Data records
════

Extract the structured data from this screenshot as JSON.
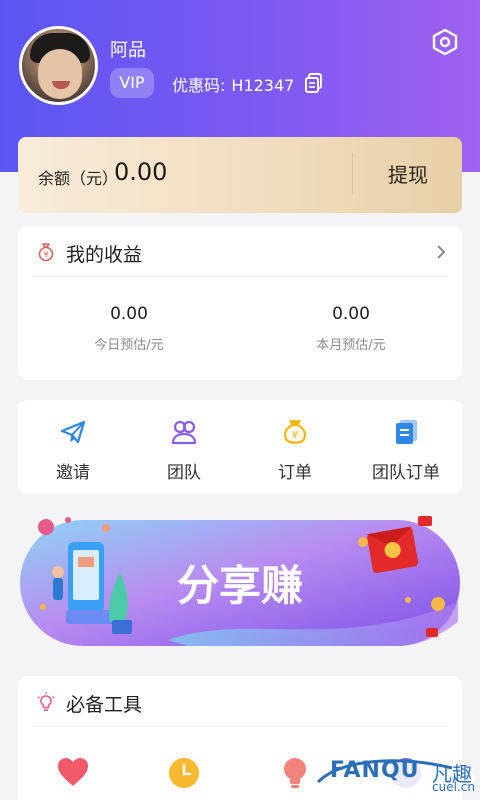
{
  "profile": {
    "username": "阿品",
    "badge": "VIP",
    "promo_label": "优惠码:",
    "promo_code": "H12347"
  },
  "balance": {
    "label": "余额（元）",
    "value": "0.00",
    "withdraw": "提现"
  },
  "earnings": {
    "title": "我的收益",
    "today_value": "0.00",
    "today_caption": "今日预估/元",
    "month_value": "0.00",
    "month_caption": "本月预估/元"
  },
  "nav": {
    "items": [
      {
        "label": "邀请",
        "icon": "paper-plane-icon",
        "color": "#2f86e6"
      },
      {
        "label": "团队",
        "icon": "team-icon",
        "color": "#8a5cf0"
      },
      {
        "label": "订单",
        "icon": "money-bag-icon",
        "color": "#f4b400"
      },
      {
        "label": "团队订单",
        "icon": "document-icon",
        "color": "#2f86e6"
      }
    ]
  },
  "banner": {
    "text": "分享赚"
  },
  "tools": {
    "title": "必备工具"
  },
  "watermark": {
    "brand": "FANQU",
    "cn": "凡趣",
    "url": "cuel.cn"
  },
  "colors": {
    "header_start": "#5b56f2",
    "header_end": "#a062f0",
    "balance_gold": "#f0dcbd",
    "accent_purple": "#8a5cf0"
  }
}
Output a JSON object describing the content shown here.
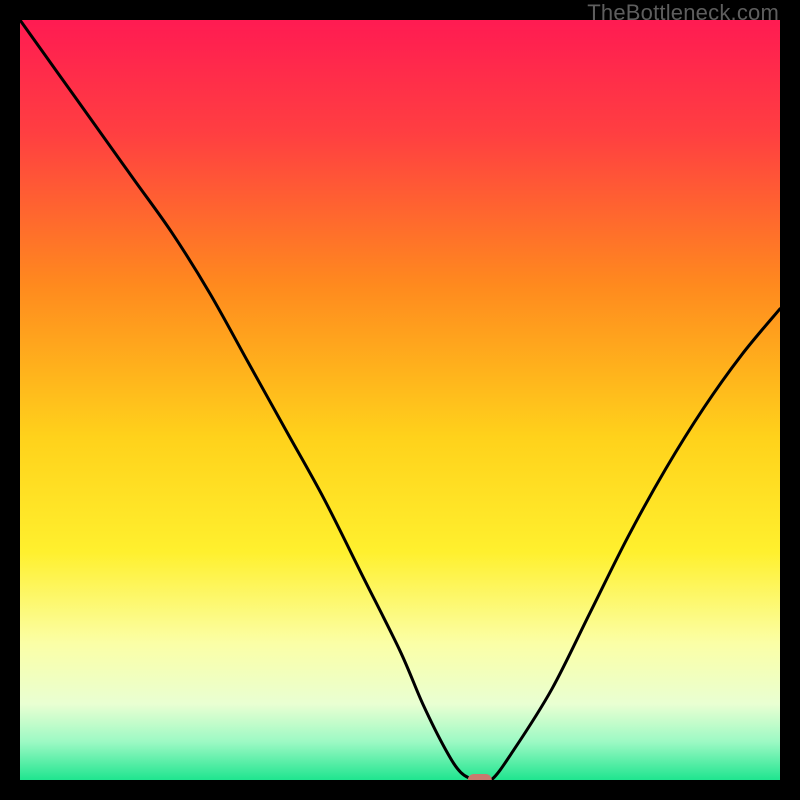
{
  "watermark": "TheBottleneck.com",
  "chart_data": {
    "type": "line",
    "title": "",
    "xlabel": "",
    "ylabel": "",
    "xlim": [
      0,
      100
    ],
    "ylim": [
      0,
      100
    ],
    "gradient_stops": [
      {
        "pos": 0.0,
        "color": "#ff1b52"
      },
      {
        "pos": 0.15,
        "color": "#ff3f41"
      },
      {
        "pos": 0.35,
        "color": "#ff8a1e"
      },
      {
        "pos": 0.55,
        "color": "#ffd21b"
      },
      {
        "pos": 0.7,
        "color": "#fff02e"
      },
      {
        "pos": 0.82,
        "color": "#fbffa6"
      },
      {
        "pos": 0.9,
        "color": "#e9ffd2"
      },
      {
        "pos": 0.95,
        "color": "#9cf9c4"
      },
      {
        "pos": 1.0,
        "color": "#1fe58f"
      }
    ],
    "series": [
      {
        "name": "bottleneck-curve",
        "x": [
          0,
          5,
          10,
          15,
          20,
          25,
          30,
          35,
          40,
          45,
          50,
          53,
          56,
          58,
          60,
          62,
          65,
          70,
          75,
          80,
          85,
          90,
          95,
          100
        ],
        "y": [
          100,
          93,
          86,
          79,
          72,
          64,
          55,
          46,
          37,
          27,
          17,
          10,
          4,
          1,
          0,
          0,
          4,
          12,
          22,
          32,
          41,
          49,
          56,
          62
        ]
      }
    ],
    "marker": {
      "x": 60.5,
      "y": 0,
      "color": "#c97a6e",
      "rx": 12,
      "ry": 6
    },
    "optimum": {
      "x_range": [
        58,
        62
      ],
      "y": 0
    }
  }
}
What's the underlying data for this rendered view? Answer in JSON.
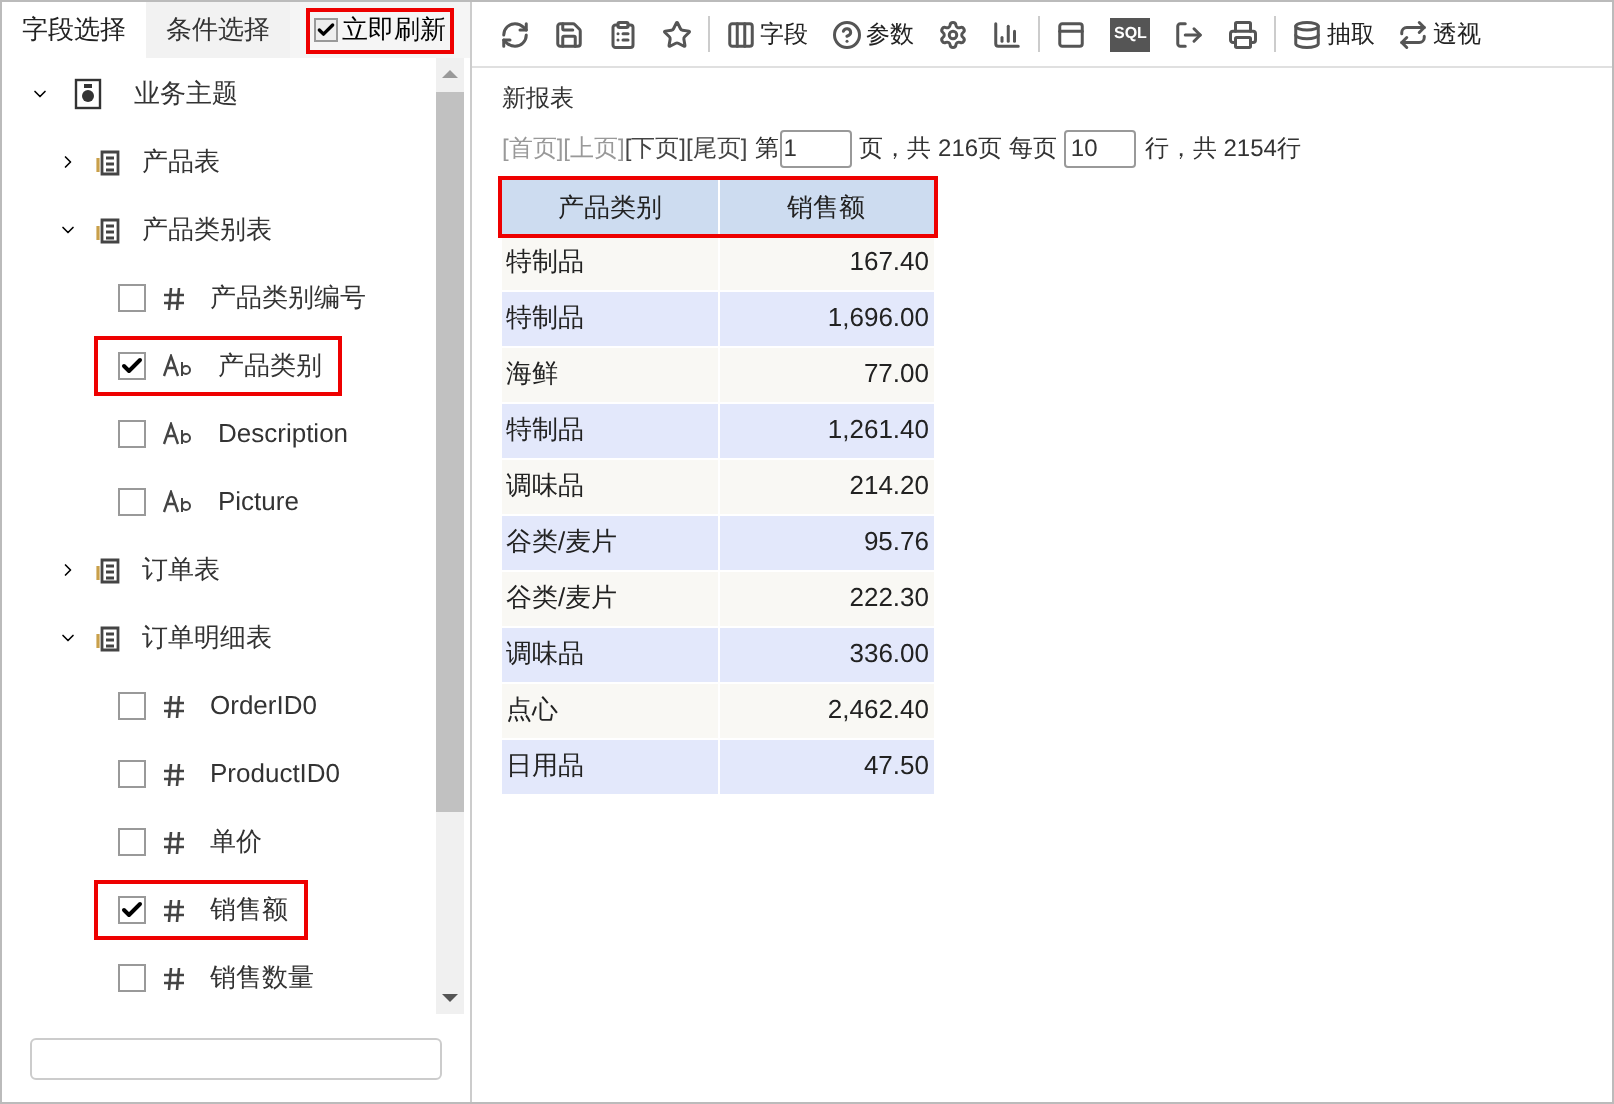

════

EXERCISE:
Write the records above out again exactly, with no pictures in your copy.

EXPECTED ANSWER:
Extract the structured data from this screenshot as JSON.
{
  "profile": {
    "username": "阿品",
    "badge": "VIP",
    "promo_label": "优惠码:",
    "promo_code": "H12347"
  },
  "balance": {
    "label": "余额（元）",
    "value": "0.00",
    "withdraw": "提现"
  },
  "earnings": {
    "title": "我的收益",
    "today_value": "0.00",
    "today_caption": "今日预估/元",
    "month_value": "0.00",
    "month_caption": "本月预估/元"
  },
  "nav": {
    "items": [
      {
        "label": "邀请",
        "icon": "paper-plane-icon",
        "color": "#2f86e6"
      },
      {
        "label": "团队",
        "icon": "team-icon",
        "color": "#8a5cf0"
      },
      {
        "label": "订单",
        "icon": "money-bag-icon",
        "color": "#f4b400"
      },
      {
        "label": "团队订单",
        "icon": "document-icon",
        "color": "#2f86e6"
      }
    ]
  },
  "banner": {
    "text": "分享赚"
  },
  "tools": {
    "title": "必备工具"
  },
  "watermark": {
    "brand": "FANQU",
    "cn": "凡趣",
    "url": "cuel.cn"
  },
  "colors": {
    "header_start": "#5b56f2",
    "header_end": "#a062f0",
    "balance_gold": "#f0dcbd",
    "accent_purple": "#8a5cf0"
  }
}
Output a JSON object describing the content shown here.
{
  "watermark": "TheBottleneck.com",
  "chart_data": {
    "type": "line",
    "title": "",
    "xlabel": "",
    "ylabel": "",
    "xlim": [
      0,
      100
    ],
    "ylim": [
      0,
      100
    ],
    "gradient_stops": [
      {
        "pos": 0.0,
        "color": "#ff1b52"
      },
      {
        "pos": 0.15,
        "color": "#ff3f41"
      },
      {
        "pos": 0.35,
        "color": "#ff8a1e"
      },
      {
        "pos": 0.55,
        "color": "#ffd21b"
      },
      {
        "pos": 0.7,
        "color": "#fff02e"
      },
      {
        "pos": 0.82,
        "color": "#fbffa6"
      },
      {
        "pos": 0.9,
        "color": "#e9ffd2"
      },
      {
        "pos": 0.95,
        "color": "#9cf9c4"
      },
      {
        "pos": 1.0,
        "color": "#1fe58f"
      }
    ],
    "series": [
      {
        "name": "bottleneck-curve",
        "x": [
          0,
          5,
          10,
          15,
          20,
          25,
          30,
          35,
          40,
          45,
          50,
          53,
          56,
          58,
          60,
          62,
          65,
          70,
          75,
          80,
          85,
          90,
          95,
          100
        ],
        "y": [
          100,
          93,
          86,
          79,
          72,
          64,
          55,
          46,
          37,
          27,
          17,
          10,
          4,
          1,
          0,
          0,
          4,
          12,
          22,
          32,
          41,
          49,
          56,
          62
        ]
      }
    ],
    "marker": {
      "x": 60.5,
      "y": 0,
      "color": "#c97a6e",
      "rx": 12,
      "ry": 6
    },
    "optimum": {
      "x_range": [
        58,
        62
      ],
      "y": 0
    }
  }
}
What's the underlying data for this rendered view? Answer in JSON.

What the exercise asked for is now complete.